• TASK PROMPT: Each line that holds the string "гарантийное" counts once; say how many such lines there are and add nothing.

Records contained in a dataset:
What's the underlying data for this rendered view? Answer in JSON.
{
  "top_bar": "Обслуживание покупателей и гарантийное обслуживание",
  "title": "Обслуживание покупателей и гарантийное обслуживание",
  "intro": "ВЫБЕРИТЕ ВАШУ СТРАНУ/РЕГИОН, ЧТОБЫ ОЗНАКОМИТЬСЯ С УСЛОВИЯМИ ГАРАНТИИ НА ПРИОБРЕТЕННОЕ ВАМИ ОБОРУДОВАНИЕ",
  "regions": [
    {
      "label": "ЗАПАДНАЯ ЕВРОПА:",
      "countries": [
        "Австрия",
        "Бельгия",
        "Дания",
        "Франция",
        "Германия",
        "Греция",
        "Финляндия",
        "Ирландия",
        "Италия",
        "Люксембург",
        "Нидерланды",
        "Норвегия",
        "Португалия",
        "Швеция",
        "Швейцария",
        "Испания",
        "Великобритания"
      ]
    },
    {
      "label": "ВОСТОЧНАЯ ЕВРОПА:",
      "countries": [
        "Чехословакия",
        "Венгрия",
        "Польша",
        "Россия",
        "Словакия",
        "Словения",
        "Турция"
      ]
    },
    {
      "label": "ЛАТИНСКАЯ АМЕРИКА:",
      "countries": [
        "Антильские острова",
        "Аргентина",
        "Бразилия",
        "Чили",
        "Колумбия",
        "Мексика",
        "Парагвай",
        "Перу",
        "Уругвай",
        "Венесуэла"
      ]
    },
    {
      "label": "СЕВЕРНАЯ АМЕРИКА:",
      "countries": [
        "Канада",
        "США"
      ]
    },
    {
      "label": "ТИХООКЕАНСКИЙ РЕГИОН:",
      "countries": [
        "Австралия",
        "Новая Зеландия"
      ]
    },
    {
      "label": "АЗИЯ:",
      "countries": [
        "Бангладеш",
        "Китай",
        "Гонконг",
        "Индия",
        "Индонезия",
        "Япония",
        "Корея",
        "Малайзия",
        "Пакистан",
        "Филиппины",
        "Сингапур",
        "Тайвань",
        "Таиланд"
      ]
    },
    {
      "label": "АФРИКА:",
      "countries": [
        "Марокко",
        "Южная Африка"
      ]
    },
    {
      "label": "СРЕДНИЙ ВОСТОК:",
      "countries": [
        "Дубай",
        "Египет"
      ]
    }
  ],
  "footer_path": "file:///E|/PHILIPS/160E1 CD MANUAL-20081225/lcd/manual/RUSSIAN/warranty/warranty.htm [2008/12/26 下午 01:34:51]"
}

• RESPONSE BELOW: 2